WORK REQUEST:
Reproduce the Bittensor staking text below word for word, starting with "And the rewards" and going on through "a top-10 L1.".

*** TEXT Section Begins ***

At 76.18%, Bittensor’s staking ratio is higher than every cryptocurrency in the top 10 by market cap.
Ethereum sits at 32.38%. Solana, 68.46%. BNB, just 19.02%. Tron, 46.96%. Hyperliquid, 44.8%. None come close.
That’s three-quarters of all circulating TAO locked into the network, earning rewards, securing subnets, and out of centralized exchanges.
What the ratio means

Staking ratio measures how much of a token’s circulating supply is locked into the network’s proof-of-stake system. A high number signals two things at once: holder conviction (people aren’t dumping), and network security (more skin in the game from validators).
A recent Tao Daily poll proves this high-holding conviction:
TAO’s 76.18% is also the highest among the top 10 proof-of-stake assets by staking market cap. Sui, the next closest, is at 74.2%. Cardano, 58.25%. Ethereum, 32.38%.
And the rewards keep flowing
That locked supply isn’t sitting idle. Bittensor is paying out $339.96M in annual staking rewards, more than every L1 ranked above it on CMC except Ethereum, Solana, Tron, and Hyperliquid.
Real reward rate (net of inflation) sits at 2.82%, ahead of Solana (1.51%) and Ethereum (1.95%).
The market cap is #32 on CoinMarketCap. The staking economy is sized like a top-10 L1.

*** TEXT Section Ends ***
*** ENTRIES PROVIDED Section Begins ***

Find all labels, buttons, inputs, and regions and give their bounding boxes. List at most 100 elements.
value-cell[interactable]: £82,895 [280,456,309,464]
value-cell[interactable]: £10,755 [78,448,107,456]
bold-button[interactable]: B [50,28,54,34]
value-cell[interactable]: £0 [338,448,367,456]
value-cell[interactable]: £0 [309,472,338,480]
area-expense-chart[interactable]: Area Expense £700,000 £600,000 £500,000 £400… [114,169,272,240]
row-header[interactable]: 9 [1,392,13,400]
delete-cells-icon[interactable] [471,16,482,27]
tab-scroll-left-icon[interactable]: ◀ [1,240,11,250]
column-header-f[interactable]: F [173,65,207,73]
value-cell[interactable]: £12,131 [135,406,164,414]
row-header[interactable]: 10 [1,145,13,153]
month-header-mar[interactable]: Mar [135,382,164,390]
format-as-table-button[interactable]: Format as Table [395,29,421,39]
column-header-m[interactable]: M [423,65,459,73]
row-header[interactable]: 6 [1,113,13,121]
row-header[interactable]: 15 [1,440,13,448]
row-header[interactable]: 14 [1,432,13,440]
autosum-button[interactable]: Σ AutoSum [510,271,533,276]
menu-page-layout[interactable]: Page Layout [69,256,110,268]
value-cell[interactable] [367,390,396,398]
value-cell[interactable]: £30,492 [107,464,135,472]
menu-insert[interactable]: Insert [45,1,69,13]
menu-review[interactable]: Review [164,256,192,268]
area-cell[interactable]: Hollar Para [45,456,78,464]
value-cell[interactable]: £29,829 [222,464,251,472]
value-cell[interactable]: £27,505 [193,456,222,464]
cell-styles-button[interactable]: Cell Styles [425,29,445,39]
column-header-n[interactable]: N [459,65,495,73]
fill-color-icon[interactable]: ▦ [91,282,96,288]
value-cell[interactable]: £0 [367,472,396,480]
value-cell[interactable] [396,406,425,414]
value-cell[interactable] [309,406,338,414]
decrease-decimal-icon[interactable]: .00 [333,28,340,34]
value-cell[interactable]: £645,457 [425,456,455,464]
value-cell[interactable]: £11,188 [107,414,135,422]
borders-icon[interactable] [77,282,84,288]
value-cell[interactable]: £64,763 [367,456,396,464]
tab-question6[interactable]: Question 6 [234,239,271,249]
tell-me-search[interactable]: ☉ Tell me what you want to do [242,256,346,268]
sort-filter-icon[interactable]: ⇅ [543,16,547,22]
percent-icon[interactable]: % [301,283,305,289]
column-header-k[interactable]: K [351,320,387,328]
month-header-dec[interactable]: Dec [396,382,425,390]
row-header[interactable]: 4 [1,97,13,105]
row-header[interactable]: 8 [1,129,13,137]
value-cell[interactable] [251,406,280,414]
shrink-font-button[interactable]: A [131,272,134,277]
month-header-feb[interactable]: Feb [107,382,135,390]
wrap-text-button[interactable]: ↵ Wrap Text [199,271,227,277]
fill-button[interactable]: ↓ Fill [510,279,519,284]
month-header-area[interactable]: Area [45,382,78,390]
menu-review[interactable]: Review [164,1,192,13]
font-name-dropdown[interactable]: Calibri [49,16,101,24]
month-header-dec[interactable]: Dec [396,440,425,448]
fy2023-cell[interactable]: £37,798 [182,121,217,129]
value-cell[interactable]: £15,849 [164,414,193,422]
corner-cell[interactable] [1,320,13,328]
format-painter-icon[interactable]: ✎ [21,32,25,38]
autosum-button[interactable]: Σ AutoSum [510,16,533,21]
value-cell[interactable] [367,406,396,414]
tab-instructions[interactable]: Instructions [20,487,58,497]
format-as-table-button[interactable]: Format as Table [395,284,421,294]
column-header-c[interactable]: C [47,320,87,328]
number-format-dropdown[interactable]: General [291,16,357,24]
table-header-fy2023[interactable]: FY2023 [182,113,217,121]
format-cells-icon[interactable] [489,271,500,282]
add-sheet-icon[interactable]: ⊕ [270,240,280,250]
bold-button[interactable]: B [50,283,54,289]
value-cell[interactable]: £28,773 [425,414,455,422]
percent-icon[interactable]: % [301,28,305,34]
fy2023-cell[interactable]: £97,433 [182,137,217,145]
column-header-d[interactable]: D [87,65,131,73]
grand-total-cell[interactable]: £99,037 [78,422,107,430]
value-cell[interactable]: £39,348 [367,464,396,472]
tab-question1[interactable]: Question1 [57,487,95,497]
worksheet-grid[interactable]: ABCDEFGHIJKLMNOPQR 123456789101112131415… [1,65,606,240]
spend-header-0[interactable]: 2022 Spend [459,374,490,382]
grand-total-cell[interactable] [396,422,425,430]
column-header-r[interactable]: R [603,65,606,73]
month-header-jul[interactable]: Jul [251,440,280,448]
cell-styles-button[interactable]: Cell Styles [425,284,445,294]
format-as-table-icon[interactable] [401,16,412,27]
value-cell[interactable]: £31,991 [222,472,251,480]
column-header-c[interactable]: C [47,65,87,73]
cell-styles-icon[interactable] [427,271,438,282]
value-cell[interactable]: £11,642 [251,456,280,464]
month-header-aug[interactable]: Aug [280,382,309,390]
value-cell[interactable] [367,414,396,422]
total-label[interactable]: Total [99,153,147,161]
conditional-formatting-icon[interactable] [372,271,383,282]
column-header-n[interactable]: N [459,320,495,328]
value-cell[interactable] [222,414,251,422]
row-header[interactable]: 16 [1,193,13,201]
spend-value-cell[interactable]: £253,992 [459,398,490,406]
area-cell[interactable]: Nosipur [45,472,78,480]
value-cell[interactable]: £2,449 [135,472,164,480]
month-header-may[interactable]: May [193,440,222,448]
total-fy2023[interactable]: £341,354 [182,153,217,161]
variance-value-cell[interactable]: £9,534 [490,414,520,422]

*** ENTRIES PROVIDED Section Ends ***

ANSWER TO THE PROBLEM:
And the rewards keep flowing
That locked supply isn’t sitting idle. Bittensor is paying out $339.96M in annual staking rewards, more than every L1 ranked above it on CMC except Ethereum, Solana, Tron, and Hyperliquid.
Real reward rate (net of inflation) sits at 2.82%, ahead of Solana (1.51%) and Ethereum (1.95%).
The market cap is #32 on CoinMarketCap. The staking economy is sized like a top-10 L1.